## Task statement
Reproduce all of the data below line for line, without the picture placeholders.

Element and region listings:
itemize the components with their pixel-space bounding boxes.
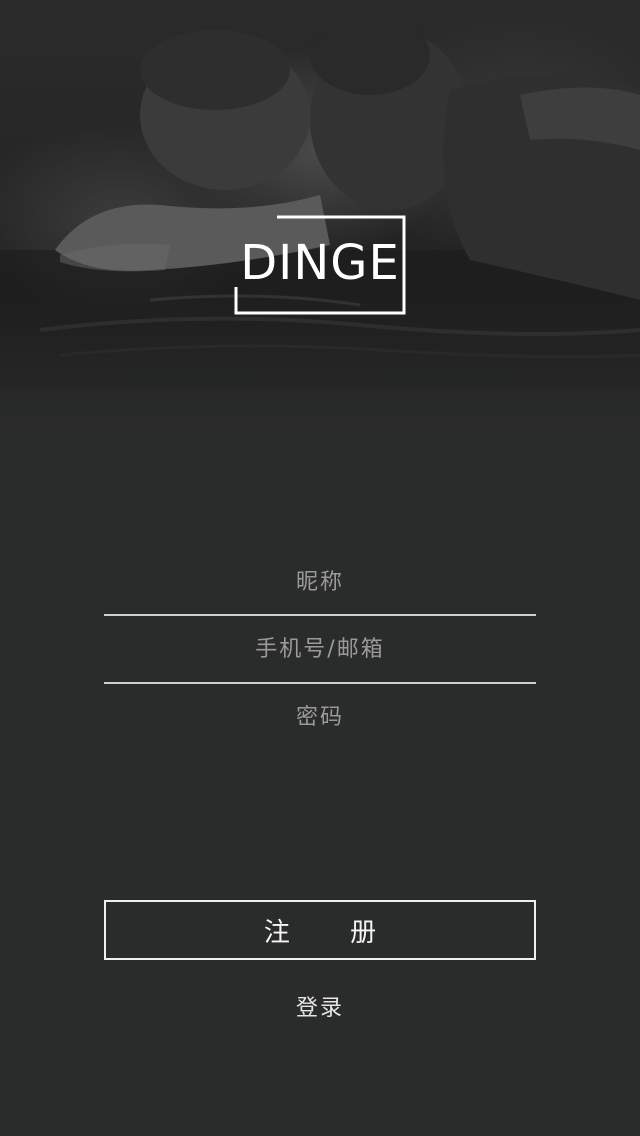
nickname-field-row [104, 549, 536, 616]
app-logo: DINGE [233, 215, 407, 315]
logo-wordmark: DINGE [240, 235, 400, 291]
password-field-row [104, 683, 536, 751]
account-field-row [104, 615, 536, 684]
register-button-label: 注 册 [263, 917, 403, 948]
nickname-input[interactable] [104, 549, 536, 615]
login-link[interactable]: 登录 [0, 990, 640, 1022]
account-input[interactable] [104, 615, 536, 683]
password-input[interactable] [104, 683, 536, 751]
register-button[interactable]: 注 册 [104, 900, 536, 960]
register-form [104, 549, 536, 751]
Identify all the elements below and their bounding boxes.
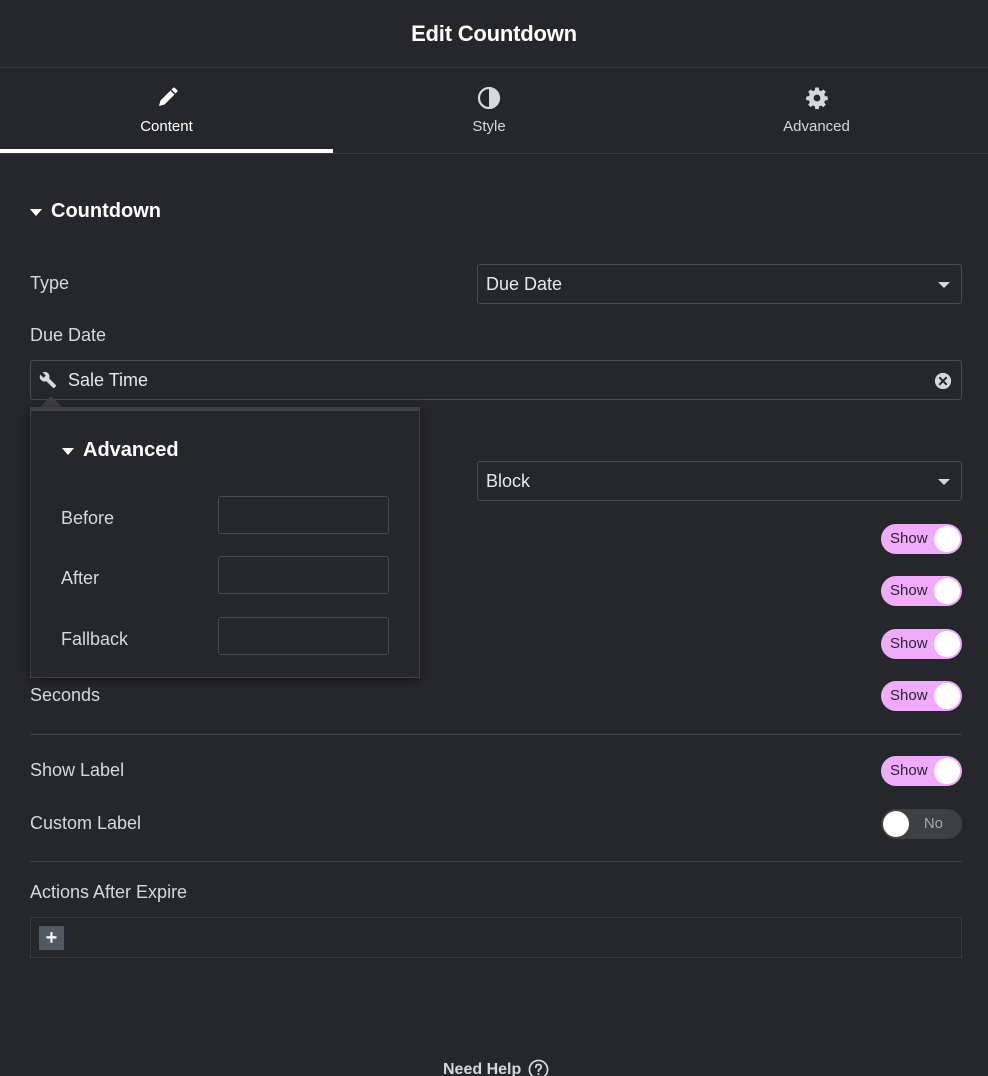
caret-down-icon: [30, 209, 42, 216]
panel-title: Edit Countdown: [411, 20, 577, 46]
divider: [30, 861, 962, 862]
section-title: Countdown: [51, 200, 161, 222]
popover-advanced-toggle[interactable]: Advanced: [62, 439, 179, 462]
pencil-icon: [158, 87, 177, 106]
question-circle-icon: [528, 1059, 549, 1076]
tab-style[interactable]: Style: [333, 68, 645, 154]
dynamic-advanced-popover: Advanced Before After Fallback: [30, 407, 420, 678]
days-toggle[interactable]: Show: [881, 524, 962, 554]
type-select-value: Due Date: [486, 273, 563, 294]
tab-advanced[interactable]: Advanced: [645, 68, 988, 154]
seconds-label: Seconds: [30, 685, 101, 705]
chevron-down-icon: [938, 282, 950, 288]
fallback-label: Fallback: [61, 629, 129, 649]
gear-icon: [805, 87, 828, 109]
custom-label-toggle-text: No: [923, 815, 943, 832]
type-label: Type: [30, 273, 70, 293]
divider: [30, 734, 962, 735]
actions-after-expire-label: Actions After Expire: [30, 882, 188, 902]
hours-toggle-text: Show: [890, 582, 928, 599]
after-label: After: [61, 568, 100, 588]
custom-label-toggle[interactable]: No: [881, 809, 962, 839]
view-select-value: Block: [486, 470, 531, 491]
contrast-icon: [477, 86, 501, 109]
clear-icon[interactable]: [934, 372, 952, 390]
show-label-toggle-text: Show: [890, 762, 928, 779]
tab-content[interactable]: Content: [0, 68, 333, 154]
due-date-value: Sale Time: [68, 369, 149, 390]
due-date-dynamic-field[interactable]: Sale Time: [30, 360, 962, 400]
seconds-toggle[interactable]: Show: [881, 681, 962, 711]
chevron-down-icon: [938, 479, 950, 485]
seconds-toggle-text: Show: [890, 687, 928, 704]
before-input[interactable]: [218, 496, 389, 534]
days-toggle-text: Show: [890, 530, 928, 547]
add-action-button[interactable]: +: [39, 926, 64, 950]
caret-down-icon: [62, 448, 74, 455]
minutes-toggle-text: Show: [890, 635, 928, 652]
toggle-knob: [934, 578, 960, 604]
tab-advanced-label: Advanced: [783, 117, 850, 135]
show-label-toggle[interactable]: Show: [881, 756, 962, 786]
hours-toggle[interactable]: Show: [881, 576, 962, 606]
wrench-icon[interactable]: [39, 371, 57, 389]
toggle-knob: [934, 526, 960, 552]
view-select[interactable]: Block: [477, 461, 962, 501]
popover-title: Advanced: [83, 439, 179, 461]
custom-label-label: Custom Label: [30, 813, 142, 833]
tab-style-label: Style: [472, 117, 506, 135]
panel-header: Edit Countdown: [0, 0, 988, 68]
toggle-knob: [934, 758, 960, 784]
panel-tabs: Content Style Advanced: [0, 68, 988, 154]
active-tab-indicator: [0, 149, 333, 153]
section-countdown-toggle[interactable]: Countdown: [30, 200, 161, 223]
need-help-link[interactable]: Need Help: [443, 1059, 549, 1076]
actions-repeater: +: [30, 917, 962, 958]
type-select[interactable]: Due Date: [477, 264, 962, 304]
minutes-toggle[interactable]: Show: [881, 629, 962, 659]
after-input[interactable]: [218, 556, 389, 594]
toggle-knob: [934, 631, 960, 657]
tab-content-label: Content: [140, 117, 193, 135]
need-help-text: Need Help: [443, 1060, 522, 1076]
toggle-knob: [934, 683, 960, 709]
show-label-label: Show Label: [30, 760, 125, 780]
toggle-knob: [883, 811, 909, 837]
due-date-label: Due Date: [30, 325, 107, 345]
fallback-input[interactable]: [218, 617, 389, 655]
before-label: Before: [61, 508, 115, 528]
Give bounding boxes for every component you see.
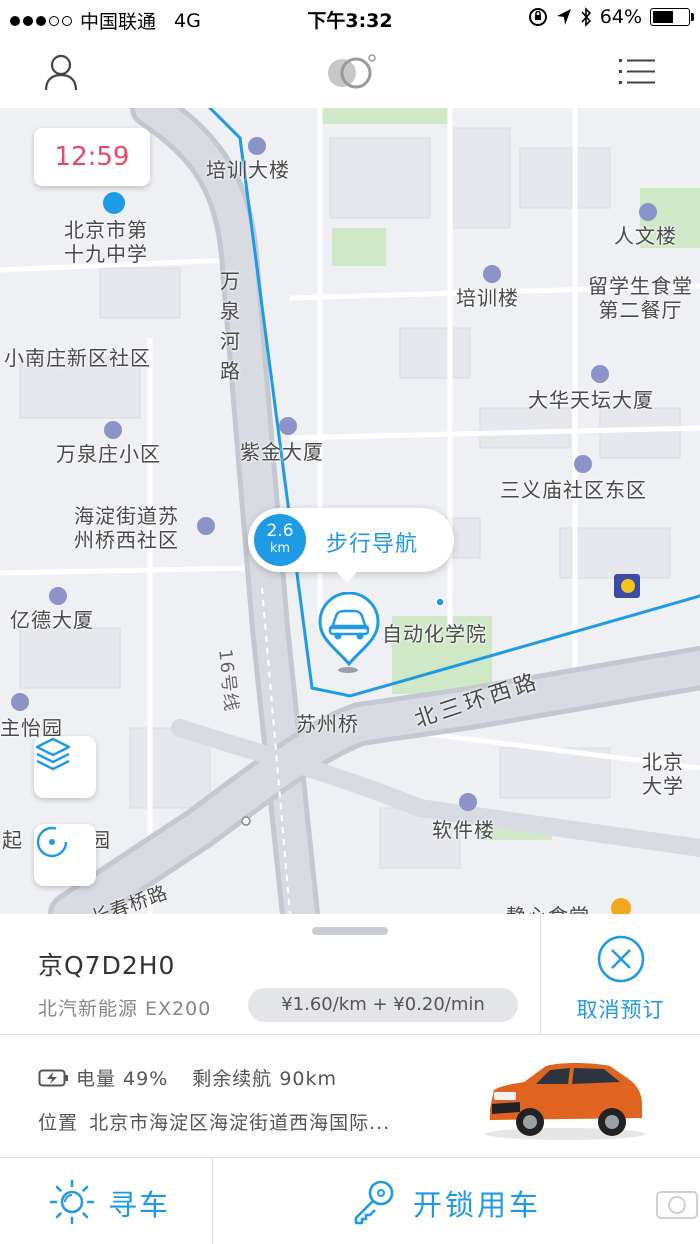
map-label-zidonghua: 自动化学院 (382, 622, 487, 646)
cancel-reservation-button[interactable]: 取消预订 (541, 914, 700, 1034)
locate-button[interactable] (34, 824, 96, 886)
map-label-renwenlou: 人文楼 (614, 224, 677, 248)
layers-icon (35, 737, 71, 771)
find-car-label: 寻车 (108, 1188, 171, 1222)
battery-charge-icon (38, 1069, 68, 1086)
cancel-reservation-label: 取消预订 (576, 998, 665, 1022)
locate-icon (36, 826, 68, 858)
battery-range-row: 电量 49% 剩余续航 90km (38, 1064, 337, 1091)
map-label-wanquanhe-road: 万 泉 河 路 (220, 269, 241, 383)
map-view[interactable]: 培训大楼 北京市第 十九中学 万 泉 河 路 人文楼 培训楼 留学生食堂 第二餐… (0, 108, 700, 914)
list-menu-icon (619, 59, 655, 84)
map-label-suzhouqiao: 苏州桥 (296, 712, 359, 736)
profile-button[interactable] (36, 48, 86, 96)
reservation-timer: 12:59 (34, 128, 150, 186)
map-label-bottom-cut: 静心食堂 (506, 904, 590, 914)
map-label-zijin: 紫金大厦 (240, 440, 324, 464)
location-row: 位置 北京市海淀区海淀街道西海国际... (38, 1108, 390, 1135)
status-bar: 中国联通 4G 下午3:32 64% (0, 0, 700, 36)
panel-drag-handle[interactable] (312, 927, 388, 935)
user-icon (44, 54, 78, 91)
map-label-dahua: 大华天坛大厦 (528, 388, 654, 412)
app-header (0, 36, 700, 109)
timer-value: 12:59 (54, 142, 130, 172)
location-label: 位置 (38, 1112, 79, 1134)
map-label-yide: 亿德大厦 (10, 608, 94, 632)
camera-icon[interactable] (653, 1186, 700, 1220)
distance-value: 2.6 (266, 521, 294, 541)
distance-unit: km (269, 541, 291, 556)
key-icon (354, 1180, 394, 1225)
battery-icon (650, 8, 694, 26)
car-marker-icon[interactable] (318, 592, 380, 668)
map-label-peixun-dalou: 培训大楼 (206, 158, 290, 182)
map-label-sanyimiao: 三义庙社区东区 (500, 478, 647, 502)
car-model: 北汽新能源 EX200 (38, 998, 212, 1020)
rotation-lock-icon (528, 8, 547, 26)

## Exercise result
itemize the components with their pixel-space bounding boxes.
nickname-field-row [104, 549, 536, 616]
app-logo: DINGE [233, 215, 407, 315]
logo-wordmark: DINGE [240, 235, 400, 291]
password-field-row [104, 683, 536, 751]
account-field-row [104, 615, 536, 684]
register-button-label: 注 册 [263, 917, 403, 948]
nickname-input[interactable] [104, 549, 536, 615]
login-link[interactable]: 登录 [0, 990, 640, 1022]
account-input[interactable] [104, 615, 536, 683]
password-input[interactable] [104, 683, 536, 751]
register-button[interactable]: 注 册 [104, 900, 536, 960]
register-form [104, 549, 536, 751]
Identify all the elements below and their bounding boxes.
caret-down-icon: [30, 209, 42, 216]
panel-title: Edit Countdown: [411, 20, 577, 46]
divider: [30, 861, 962, 862]
section-title: Countdown: [51, 200, 161, 222]
popover-advanced-toggle[interactable]: Advanced: [62, 439, 179, 462]
pencil-icon: [158, 87, 177, 106]
question-circle-icon: [528, 1059, 549, 1076]
tab-style[interactable]: Style: [333, 68, 645, 154]
dynamic-advanced-popover: Advanced Before After Fallback: [30, 407, 420, 678]
days-toggle[interactable]: Show: [881, 524, 962, 554]
type-select-value: Due Date: [486, 273, 563, 294]
tab-advanced[interactable]: Advanced: [645, 68, 988, 154]
seconds-label: Seconds: [30, 685, 101, 705]
chevron-down-icon: [938, 282, 950, 288]
fallback-label: Fallback: [61, 629, 129, 649]
gear-icon: [805, 87, 828, 109]
custom-label-toggle-text: No: [923, 815, 943, 832]
type-label: Type: [30, 273, 70, 293]
divider: [30, 734, 962, 735]
actions-after-expire-label: Actions After Expire: [30, 882, 188, 902]
hours-toggle-text: Show: [890, 582, 928, 599]
after-label: After: [61, 568, 100, 588]
custom-label-toggle[interactable]: No: [881, 809, 962, 839]
view-select-value: Block: [486, 470, 531, 491]
contrast-icon: [477, 86, 501, 109]
clear-icon[interactable]: [934, 372, 952, 390]
show-label-toggle-text: Show: [890, 762, 928, 779]
tab-content[interactable]: Content: [0, 68, 333, 154]
due-date-value: Sale Time: [68, 369, 149, 390]
due-date-dynamic-field[interactable]: Sale Time: [30, 360, 962, 400]
seconds-toggle[interactable]: Show: [881, 681, 962, 711]
chevron-down-icon: [938, 479, 950, 485]
seconds-toggle-text: Show: [890, 687, 928, 704]
before-input[interactable]: [218, 496, 389, 534]
days-toggle-text: Show: [890, 530, 928, 547]
add-action-button[interactable]: +: [39, 926, 64, 950]
caret-down-icon: [62, 448, 74, 455]
minutes-toggle-text: Show: [890, 635, 928, 652]
toggle-knob: [934, 578, 960, 604]
tab-advanced-label: Advanced: [783, 117, 850, 135]
show-label-toggle[interactable]: Show: [881, 756, 962, 786]
hours-toggle[interactable]: Show: [881, 576, 962, 606]
wrench-icon[interactable]: [39, 371, 57, 389]
toggle-knob: [934, 526, 960, 552]
view-select[interactable]: Block: [477, 461, 962, 501]
popover-title: Advanced: [83, 439, 179, 461]
custom-label-label: Custom Label: [30, 813, 142, 833]
tab-style-label: Style: [472, 117, 506, 135]
panel-header: Edit Countdown: [0, 0, 988, 68]
toggle-knob: [934, 758, 960, 784]
panel-tabs: Content Style Advanced: [0, 68, 988, 154]
active-tab-indicator: [0, 149, 333, 153]
section-countdown-toggle[interactable]: Countdown: [30, 200, 161, 223]
need-help-link[interactable]: Need Help: [443, 1059, 549, 1076]
actions-repeater: +: [30, 917, 962, 958]
type-select[interactable]: Due Date: [477, 264, 962, 304]
minutes-toggle[interactable]: Show: [881, 629, 962, 659]
after-input[interactable]: [218, 556, 389, 594]
toggle-knob: [934, 631, 960, 657]
tab-content-label: Content: [140, 117, 193, 135]
need-help-text: Need Help: [443, 1060, 522, 1076]
toggle-knob: [934, 683, 960, 709]
show-label-label: Show Label: [30, 760, 125, 780]
toggle-knob: [883, 811, 909, 837]
due-date-label: Due Date: [30, 325, 107, 345]
fallback-input[interactable]: [218, 617, 389, 655]
before-label: Before: [61, 508, 115, 528]
Give bounding boxes for every component you see.
map-label-zidonghua: 自动化学院 (382, 622, 487, 646)
cancel-reservation-button[interactable]: 取消预订 (541, 914, 700, 1034)
locate-button[interactable] (34, 824, 96, 886)
map-label-renwenlou: 人文楼 (614, 224, 677, 248)
layers-icon (35, 737, 71, 771)
find-car-label: 寻车 (108, 1188, 171, 1222)
battery-charge-icon (38, 1069, 68, 1086)
cancel-reservation-label: 取消预订 (576, 998, 665, 1022)
locate-icon (36, 826, 68, 858)
battery-range-row: 电量 49% 剩余续航 90km (38, 1064, 337, 1091)
map-label-wanquanhe-road: 万 泉 河 路 (220, 269, 241, 383)
map-view[interactable]: 培训大楼 北京市第 十九中学 万 泉 河 路 人文楼 培训楼 留学生食堂 第二餐… (0, 108, 700, 914)
list-menu-icon (619, 59, 655, 84)
map-label-suzhouqiao: 苏州桥 (296, 712, 359, 736)
profile-button[interactable] (36, 48, 86, 96)
reservation-timer: 12:59 (34, 128, 150, 186)
map-label-bottom-cut: 静心食堂 (506, 904, 590, 914)
map-label-zijin: 紫金大厦 (240, 440, 324, 464)
location-row: 位置 北京市海淀区海淀街道西海国际... (38, 1108, 390, 1135)
status-bar: 中国联通 4G 下午3:32 64% (0, 0, 700, 36)
panel-drag-handle[interactable] (312, 927, 388, 935)
user-icon (44, 54, 78, 91)
map-label-dahua: 大华天坛大厦 (528, 388, 654, 412)
app-header (0, 36, 700, 109)
timer-value: 12:59 (54, 142, 130, 172)
location-label: 位置 (38, 1112, 79, 1134)
map-label-yide: 亿德大厦 (10, 608, 94, 632)
camera-icon[interactable] (653, 1186, 700, 1220)
distance-value: 2.6 (266, 521, 294, 541)
distance-unit: km (269, 541, 291, 556)
key-icon (354, 1180, 394, 1225)
battery-icon (650, 8, 694, 26)
car-marker-icon[interactable] (318, 592, 380, 668)
map-label-peixun-dalou: 培训大楼 (206, 158, 290, 182)
map-label-sanyimiao: 三义庙社区东区 (500, 478, 647, 502)
car-model: 北汽新能源 EX200 (38, 998, 212, 1020)
rotation-lock-icon (528, 8, 547, 26)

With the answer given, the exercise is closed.